* AIM OF THE TASK: Transcribe the data in full and exactly, omitting any pictures.

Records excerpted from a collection
+++
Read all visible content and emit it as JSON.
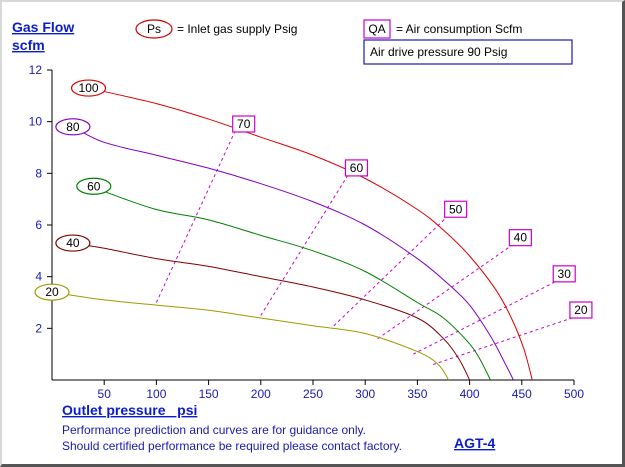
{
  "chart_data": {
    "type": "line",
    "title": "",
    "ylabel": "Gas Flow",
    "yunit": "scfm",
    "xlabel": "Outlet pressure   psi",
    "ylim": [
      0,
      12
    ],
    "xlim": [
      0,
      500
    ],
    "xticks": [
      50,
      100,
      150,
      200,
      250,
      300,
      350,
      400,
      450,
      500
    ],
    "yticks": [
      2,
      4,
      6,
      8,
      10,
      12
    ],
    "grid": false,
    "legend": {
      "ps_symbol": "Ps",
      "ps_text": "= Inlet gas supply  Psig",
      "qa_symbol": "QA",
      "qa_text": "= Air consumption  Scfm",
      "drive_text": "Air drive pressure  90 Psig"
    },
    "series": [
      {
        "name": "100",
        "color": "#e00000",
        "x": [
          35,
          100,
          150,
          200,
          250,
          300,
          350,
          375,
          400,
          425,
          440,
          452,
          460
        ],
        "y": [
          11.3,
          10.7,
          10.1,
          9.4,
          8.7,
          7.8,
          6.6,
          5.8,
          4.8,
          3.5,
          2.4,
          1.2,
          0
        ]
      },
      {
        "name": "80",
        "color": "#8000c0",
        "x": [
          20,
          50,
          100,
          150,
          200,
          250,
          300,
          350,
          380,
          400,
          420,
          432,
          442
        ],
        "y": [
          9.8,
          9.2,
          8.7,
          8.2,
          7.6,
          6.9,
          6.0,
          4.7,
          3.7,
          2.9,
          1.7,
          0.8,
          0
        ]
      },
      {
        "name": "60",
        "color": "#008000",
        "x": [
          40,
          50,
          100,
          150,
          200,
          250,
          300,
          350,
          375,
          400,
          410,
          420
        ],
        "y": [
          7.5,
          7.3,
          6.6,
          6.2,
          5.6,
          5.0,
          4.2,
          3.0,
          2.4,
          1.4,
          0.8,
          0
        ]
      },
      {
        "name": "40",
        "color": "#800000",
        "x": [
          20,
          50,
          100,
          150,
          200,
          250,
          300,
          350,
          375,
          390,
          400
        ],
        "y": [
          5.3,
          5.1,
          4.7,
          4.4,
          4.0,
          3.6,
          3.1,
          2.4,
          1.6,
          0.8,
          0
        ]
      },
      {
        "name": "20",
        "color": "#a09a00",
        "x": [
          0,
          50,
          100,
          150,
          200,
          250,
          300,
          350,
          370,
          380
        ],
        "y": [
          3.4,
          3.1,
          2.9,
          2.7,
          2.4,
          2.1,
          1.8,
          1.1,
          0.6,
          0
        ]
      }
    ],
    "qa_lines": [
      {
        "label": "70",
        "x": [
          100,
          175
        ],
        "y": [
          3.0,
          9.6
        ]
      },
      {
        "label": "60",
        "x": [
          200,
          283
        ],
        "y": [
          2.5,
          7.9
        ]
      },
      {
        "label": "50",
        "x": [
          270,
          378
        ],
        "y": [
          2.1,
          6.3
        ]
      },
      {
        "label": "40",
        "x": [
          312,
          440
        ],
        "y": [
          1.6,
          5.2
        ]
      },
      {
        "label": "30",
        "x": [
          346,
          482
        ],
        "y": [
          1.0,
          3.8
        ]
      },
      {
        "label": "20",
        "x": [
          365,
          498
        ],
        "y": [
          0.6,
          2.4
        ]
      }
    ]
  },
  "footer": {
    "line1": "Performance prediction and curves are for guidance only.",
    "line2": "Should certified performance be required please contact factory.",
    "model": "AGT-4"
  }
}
+++
* SOLUTION BELOW:
Read all visible content and emit it as JSON.
{
  "chart_data": {
    "type": "line",
    "title": "",
    "ylabel": "Gas Flow",
    "yunit": "scfm",
    "xlabel": "Outlet pressure   psi",
    "ylim": [
      0,
      12
    ],
    "xlim": [
      0,
      500
    ],
    "xticks": [
      50,
      100,
      150,
      200,
      250,
      300,
      350,
      400,
      450,
      500
    ],
    "yticks": [
      2,
      4,
      6,
      8,
      10,
      12
    ],
    "grid": false,
    "legend": {
      "ps_symbol": "Ps",
      "ps_text": "= Inlet gas supply  Psig",
      "qa_symbol": "QA",
      "qa_text": "= Air consumption  Scfm",
      "drive_text": "Air drive pressure  90 Psig"
    },
    "series": [
      {
        "name": "100",
        "color": "#e00000",
        "x": [
          35,
          100,
          150,
          200,
          250,
          300,
          350,
          375,
          400,
          425,
          440,
          452,
          460
        ],
        "y": [
          11.3,
          10.7,
          10.1,
          9.4,
          8.7,
          7.8,
          6.6,
          5.8,
          4.8,
          3.5,
          2.4,
          1.2,
          0
        ]
      },
      {
        "name": "80",
        "color": "#8000c0",
        "x": [
          20,
          50,
          100,
          150,
          200,
          250,
          300,
          350,
          380,
          400,
          420,
          432,
          442
        ],
        "y": [
          9.8,
          9.2,
          8.7,
          8.2,
          7.6,
          6.9,
          6.0,
          4.7,
          3.7,
          2.9,
          1.7,
          0.8,
          0
        ]
      },
      {
        "name": "60",
        "color": "#008000",
        "x": [
          40,
          50,
          100,
          150,
          200,
          250,
          300,
          350,
          375,
          400,
          410,
          420
        ],
        "y": [
          7.5,
          7.3,
          6.6,
          6.2,
          5.6,
          5.0,
          4.2,
          3.0,
          2.4,
          1.4,
          0.8,
          0
        ]
      },
      {
        "name": "40",
        "color": "#800000",
        "x": [
          20,
          50,
          100,
          150,
          200,
          250,
          300,
          350,
          375,
          390,
          400
        ],
        "y": [
          5.3,
          5.1,
          4.7,
          4.4,
          4.0,
          3.6,
          3.1,
          2.4,
          1.6,
          0.8,
          0
        ]
      },
      {
        "name": "20",
        "color": "#a09a00",
        "x": [
          0,
          50,
          100,
          150,
          200,
          250,
          300,
          350,
          370,
          380
        ],
        "y": [
          3.4,
          3.1,
          2.9,
          2.7,
          2.4,
          2.1,
          1.8,
          1.1,
          0.6,
          0
        ]
      }
    ],
    "qa_lines": [
      {
        "label": "70",
        "x": [
          100,
          175
        ],
        "y": [
          3.0,
          9.6
        ]
      },
      {
        "label": "60",
        "x": [
          200,
          283
        ],
        "y": [
          2.5,
          7.9
        ]
      },
      {
        "label": "50",
        "x": [
          270,
          378
        ],
        "y": [
          2.1,
          6.3
        ]
      },
      {
        "label": "40",
        "x": [
          312,
          440
        ],
        "y": [
          1.6,
          5.2
        ]
      },
      {
        "label": "30",
        "x": [
          346,
          482
        ],
        "y": [
          1.0,
          3.8
        ]
      },
      {
        "label": "20",
        "x": [
          365,
          498
        ],
        "y": [
          0.6,
          2.4
        ]
      }
    ]
  },
  "footer": {
    "line1": "Performance prediction and curves are for guidance only.",
    "line2": "Should certified performance be required please contact factory.",
    "model": "AGT-4"
  }
}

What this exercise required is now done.